» **TEXTO FUENTE**:
San José de Iturbide – Redacción
Desde hace más de 20 años opera en San José Iturbide la quebradora de grava Ilzaso, a cargo de Jorge Orlanzini. Pero de acuerdo con testimonios recabados por TVi, en los últimos años la operación se acercó a las comunidades de La Concepción y La Soledad, así como a un predio vecino, agravando las afectaciones a los habitantes de la zona.
Según los entrevistados, las áreas de carga, quiebre y detonación con dinamita se encuentran actualmente a menos de 800 metros de las viviendas más próximas; una de ellas está a menos de 100 metros del área de operación.
Una nube de polvo constante
El camino que conecta la carretera federal 57 con varias comunidades se ha convertido, según los afectados, en una nube de polvo permanente. Los árboles de la zona lucen grises por la acumulación de partículas, y durante todo el día circulan camiones pesados que han deteriorado gravemente el camino.
Grietas, estrés y detonaciones nocturnas
TVi entrevistó a tres personas afectadas, a quienes se les garantizó el anonimato y cuyos nombres fueron modificados para este reportaje.
“Ramiro”, vecino cuya casa se encuentra a escasos metros de la quebradora, relató que su vivienda presenta grietas de consideración. Aseguró que él y su familia viven en un estado de estrés constante por las detonaciones, que se sienten como pequeños temblores, y denunció que en ocasiones las explosiones ocurren incluso durante la noche.

» **INSTRUCCIONES**:
a) Reproduce el fragmento de la nota sobre la quebradora de grava que comienza en "Según los entrevistados, las" y termina en "área de operación.".
b) Prosigue la nota sobre la quebradora de grava a partir de su última oración.

» **DATOS REGISTRADOS**:
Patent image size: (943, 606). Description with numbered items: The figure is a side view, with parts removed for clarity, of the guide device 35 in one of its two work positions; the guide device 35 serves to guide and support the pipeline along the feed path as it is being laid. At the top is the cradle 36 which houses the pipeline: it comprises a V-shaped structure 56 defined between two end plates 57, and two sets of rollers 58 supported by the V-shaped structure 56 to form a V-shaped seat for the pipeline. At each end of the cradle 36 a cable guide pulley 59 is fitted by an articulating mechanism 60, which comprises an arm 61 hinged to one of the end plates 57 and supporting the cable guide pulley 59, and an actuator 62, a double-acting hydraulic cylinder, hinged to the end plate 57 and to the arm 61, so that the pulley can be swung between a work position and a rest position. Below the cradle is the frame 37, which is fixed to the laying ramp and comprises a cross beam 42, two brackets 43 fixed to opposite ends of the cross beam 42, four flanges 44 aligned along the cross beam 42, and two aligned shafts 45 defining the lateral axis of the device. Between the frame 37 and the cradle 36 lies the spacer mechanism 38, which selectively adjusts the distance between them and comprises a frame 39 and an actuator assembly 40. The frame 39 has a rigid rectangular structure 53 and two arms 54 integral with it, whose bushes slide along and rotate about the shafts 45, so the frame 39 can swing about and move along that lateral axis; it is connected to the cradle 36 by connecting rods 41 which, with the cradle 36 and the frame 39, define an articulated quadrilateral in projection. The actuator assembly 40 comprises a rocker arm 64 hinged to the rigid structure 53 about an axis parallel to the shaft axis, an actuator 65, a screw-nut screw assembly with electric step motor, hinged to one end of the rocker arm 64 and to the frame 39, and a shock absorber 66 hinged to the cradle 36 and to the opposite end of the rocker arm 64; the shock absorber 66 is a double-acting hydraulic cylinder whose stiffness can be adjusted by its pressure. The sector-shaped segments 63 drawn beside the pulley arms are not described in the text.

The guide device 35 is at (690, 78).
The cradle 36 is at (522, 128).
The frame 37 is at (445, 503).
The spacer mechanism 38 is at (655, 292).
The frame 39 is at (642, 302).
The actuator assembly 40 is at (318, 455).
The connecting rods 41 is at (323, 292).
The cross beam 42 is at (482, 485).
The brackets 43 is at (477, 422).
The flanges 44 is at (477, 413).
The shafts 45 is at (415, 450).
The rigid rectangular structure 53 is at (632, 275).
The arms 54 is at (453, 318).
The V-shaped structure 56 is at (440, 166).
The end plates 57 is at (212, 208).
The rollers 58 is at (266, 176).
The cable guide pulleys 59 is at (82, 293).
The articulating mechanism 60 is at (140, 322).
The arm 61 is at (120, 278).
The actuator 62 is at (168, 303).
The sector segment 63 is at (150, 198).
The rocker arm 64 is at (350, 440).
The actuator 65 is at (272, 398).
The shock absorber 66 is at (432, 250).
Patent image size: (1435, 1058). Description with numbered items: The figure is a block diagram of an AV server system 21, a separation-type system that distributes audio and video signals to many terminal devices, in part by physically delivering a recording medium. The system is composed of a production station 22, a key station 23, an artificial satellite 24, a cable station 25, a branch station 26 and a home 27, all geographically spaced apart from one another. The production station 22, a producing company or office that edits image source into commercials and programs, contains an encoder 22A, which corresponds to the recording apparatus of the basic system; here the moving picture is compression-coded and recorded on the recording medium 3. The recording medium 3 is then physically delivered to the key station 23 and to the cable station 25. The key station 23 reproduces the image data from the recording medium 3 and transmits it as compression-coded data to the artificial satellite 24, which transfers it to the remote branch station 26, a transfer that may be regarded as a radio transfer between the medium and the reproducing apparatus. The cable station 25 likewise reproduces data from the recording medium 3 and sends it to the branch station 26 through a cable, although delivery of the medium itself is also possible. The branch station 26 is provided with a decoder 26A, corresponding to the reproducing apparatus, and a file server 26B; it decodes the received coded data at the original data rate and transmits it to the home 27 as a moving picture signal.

» **RESPUESTAS POR PUNTO**:
a)
Según los entrevistados, las áreas de carga, quiebre y detonación con dinamita se encuentran actualmente a menos de 800 metros de las viviendas más próximas; una de ellas está a menos de 100 metros del área de operación.

b)
La madre de “Ramiro” describió la vida cotidiana en la zona como pesada: todo permanece cubierto de polvo de manera constante. Con pesar, señaló el deterioro de su casa, marcada por grietas visibles, y reconoció que las detonaciones la hacen sobresaltarse cada vez que ocurren.
Por su parte, “Fabiola”, confirmó que varias viviendas de la comunidad presentan agrietamientos —mostró fotografías como evidencia— y señaló que las nubes de polvo cubren los muebles de las casas y provocan irritación entre los habitantes.
Sin respuesta de la empresa ni resultados en las visitas de autoridades
TVi acudió a las instalaciones de Ilzaso el mismo día de las entrevistas para buscar la postura de la empresa; sin embargo, nadie proporcionó información ni pudo indicar cuándo estarían disponibles los responsables.
Los denunciantes también señalaron que, en las ocasiones en que autoridades ambientales acudieron a la zona, no lograron recabar información ni constatar las afectaciones, ya que —según indicaron los propios afectados— la empresa no trabajó los días en que se realizaron las visitas.
Denuncias formales, sin resolución hasta ahora
De acuerdo con documentos en poder de TVi, el vecino José Armenta García presentó una denuncia ante la Dirección de Medio Ambiente y Ecología de San José Iturbide el 12 de febrero de 2026, dirigida a la directora del área, Alma Lilia Arévalo López, por las nubes de polvo generadas por la actividad minera entre las 7:00 am y las 5:00 pm.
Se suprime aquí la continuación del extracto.